## Work to be completed
Your task is to repeat all of the data exactly while excluding the pictures.

------ Records supplied

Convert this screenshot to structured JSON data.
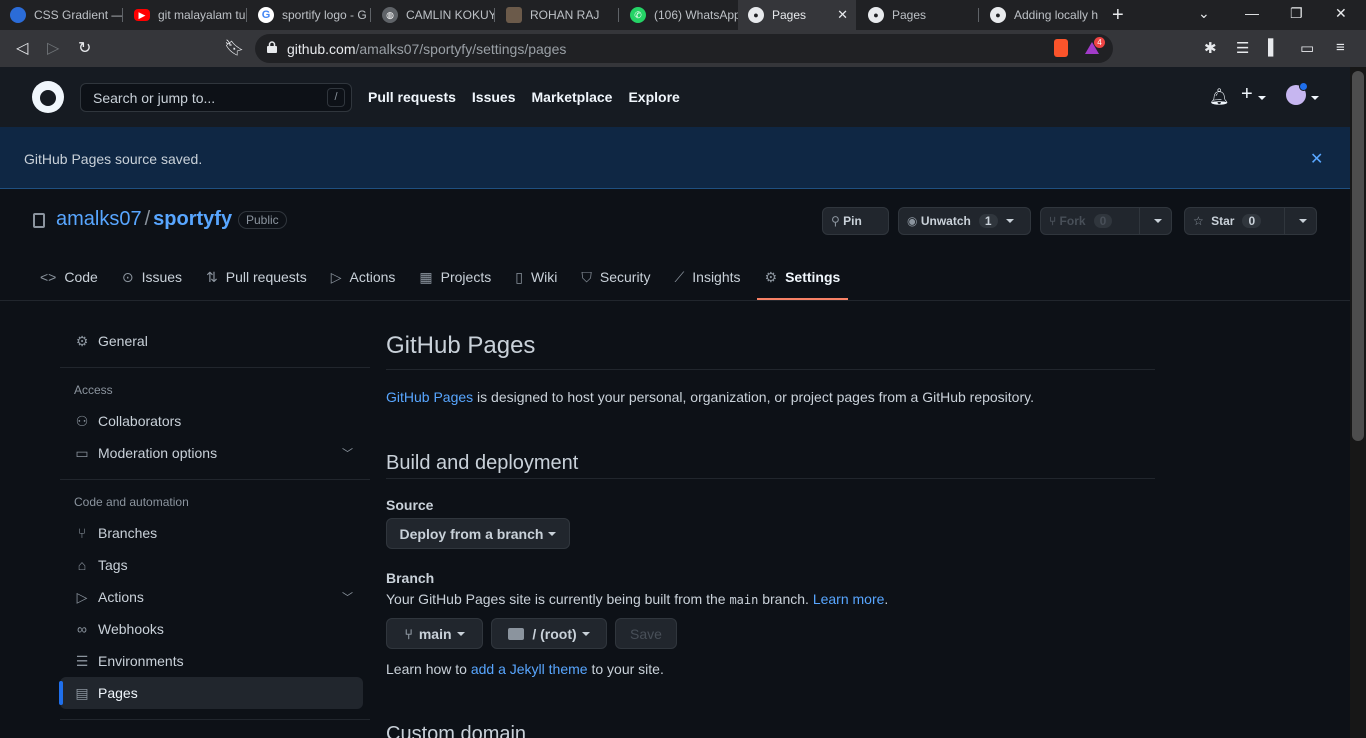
{
  "browser": {
    "tabs": [
      {
        "title": "CSS Gradient —",
        "icon": "css-gradient-icon"
      },
      {
        "title": "git malayalam tu",
        "icon": "youtube-icon"
      },
      {
        "title": "sportify logo - G",
        "icon": "google-icon"
      },
      {
        "title": "CAMLIN KOKUY",
        "icon": "globe-icon"
      },
      {
        "title": "ROHAN RAJ",
        "icon": "profile-icon"
      },
      {
        "title": "(106) WhatsApp",
        "icon": "whatsapp-icon"
      },
      {
        "title": "Pages",
        "icon": "github-icon"
      },
      {
        "title": "Pages",
        "icon": "github-icon"
      },
      {
        "title": "Adding locally h",
        "icon": "github-icon"
      }
    ],
    "url_host": "github.com",
    "url_path": "/amalks07/sportyfy/settings/pages",
    "brave_badge": "4"
  },
  "header": {
    "search_placeholder": "Search or jump to...",
    "search_shortcut": "/",
    "nav": [
      "Pull requests",
      "Issues",
      "Marketplace",
      "Explore"
    ]
  },
  "flash": {
    "message": "GitHub Pages source saved."
  },
  "repo": {
    "owner": "amalks07",
    "name": "sportyfy",
    "visibility": "Public",
    "pin_label": "Pin",
    "watch_label": "Unwatch",
    "watch_count": "1",
    "fork_label": "Fork",
    "fork_count": "0",
    "star_label": "Star",
    "star_count": "0"
  },
  "repo_tabs": [
    {
      "label": "Code",
      "icon": "code-icon"
    },
    {
      "label": "Issues",
      "icon": "issue-icon"
    },
    {
      "label": "Pull requests",
      "icon": "pull-request-icon"
    },
    {
      "label": "Actions",
      "icon": "play-icon"
    },
    {
      "label": "Projects",
      "icon": "table-icon"
    },
    {
      "label": "Wiki",
      "icon": "book-icon"
    },
    {
      "label": "Security",
      "icon": "shield-icon"
    },
    {
      "label": "Insights",
      "icon": "graph-icon"
    },
    {
      "label": "Settings",
      "icon": "gear-icon",
      "selected": true
    }
  ],
  "sidebar": {
    "general": "General",
    "access_heading": "Access",
    "collaborators": "Collaborators",
    "moderation": "Moderation options",
    "code_heading": "Code and automation",
    "branches": "Branches",
    "tags": "Tags",
    "actions": "Actions",
    "webhooks": "Webhooks",
    "environments": "Environments",
    "pages": "Pages"
  },
  "main": {
    "title": "GitHub Pages",
    "desc_link": "GitHub Pages",
    "desc_rest": " is designed to host your personal, organization, or project pages from a GitHub repository.",
    "build_heading": "Build and deployment",
    "source_label": "Source",
    "source_value": "Deploy from a branch",
    "branch_label": "Branch",
    "branch_text_1": "Your GitHub Pages site is currently being built from the ",
    "branch_code": "main",
    "branch_text_2": " branch. ",
    "learn_more": "Learn more",
    "branch_value": "main",
    "folder_value": "/ (root)",
    "save_label": "Save",
    "jekyll_1": "Learn how to ",
    "jekyll_link": "add a Jekyll theme",
    "jekyll_2": " to your site.",
    "custom_domain_heading": "Custom domain"
  }
}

------------

## Task output
Convert this screenshot to structured JSON data.
{
  "browser": {
    "tabs": [
      {
        "title": "CSS Gradient —",
        "icon": "css-gradient-icon"
      },
      {
        "title": "git malayalam tu",
        "icon": "youtube-icon"
      },
      {
        "title": "sportify logo - G",
        "icon": "google-icon"
      },
      {
        "title": "CAMLIN KOKUY",
        "icon": "globe-icon"
      },
      {
        "title": "ROHAN RAJ",
        "icon": "profile-icon"
      },
      {
        "title": "(106) WhatsApp",
        "icon": "whatsapp-icon"
      },
      {
        "title": "Pages",
        "icon": "github-icon"
      },
      {
        "title": "Pages",
        "icon": "github-icon"
      },
      {
        "title": "Adding locally h",
        "icon": "github-icon"
      }
    ],
    "url_host": "github.com",
    "url_path": "/amalks07/sportyfy/settings/pages",
    "brave_badge": "4"
  },
  "header": {
    "search_placeholder": "Search or jump to...",
    "search_shortcut": "/",
    "nav": [
      "Pull requests",
      "Issues",
      "Marketplace",
      "Explore"
    ]
  },
  "flash": {
    "message": "GitHub Pages source saved."
  },
  "repo": {
    "owner": "amalks07",
    "name": "sportyfy",
    "visibility": "Public",
    "pin_label": "Pin",
    "watch_label": "Unwatch",
    "watch_count": "1",
    "fork_label": "Fork",
    "fork_count": "0",
    "star_label": "Star",
    "star_count": "0"
  },
  "repo_tabs": [
    {
      "label": "Code",
      "icon": "code-icon"
    },
    {
      "label": "Issues",
      "icon": "issue-icon"
    },
    {
      "label": "Pull requests",
      "icon": "pull-request-icon"
    },
    {
      "label": "Actions",
      "icon": "play-icon"
    },
    {
      "label": "Projects",
      "icon": "table-icon"
    },
    {
      "label": "Wiki",
      "icon": "book-icon"
    },
    {
      "label": "Security",
      "icon": "shield-icon"
    },
    {
      "label": "Insights",
      "icon": "graph-icon"
    },
    {
      "label": "Settings",
      "icon": "gear-icon",
      "selected": true
    }
  ],
  "sidebar": {
    "general": "General",
    "access_heading": "Access",
    "collaborators": "Collaborators",
    "moderation": "Moderation options",
    "code_heading": "Code and automation",
    "branches": "Branches",
    "tags": "Tags",
    "actions": "Actions",
    "webhooks": "Webhooks",
    "environments": "Environments",
    "pages": "Pages"
  },
  "main": {
    "title": "GitHub Pages",
    "desc_link": "GitHub Pages",
    "desc_rest": " is designed to host your personal, organization, or project pages from a GitHub repository.",
    "build_heading": "Build and deployment",
    "source_label": "Source",
    "source_value": "Deploy from a branch",
    "branch_label": "Branch",
    "branch_text_1": "Your GitHub Pages site is currently being built from the ",
    "branch_code": "main",
    "branch_text_2": " branch. ",
    "learn_more": "Learn more",
    "branch_value": "main",
    "folder_value": "/ (root)",
    "save_label": "Save",
    "jekyll_1": "Learn how to ",
    "jekyll_link": "add a Jekyll theme",
    "jekyll_2": " to your site.",
    "custom_domain_heading": "Custom domain"
  }
}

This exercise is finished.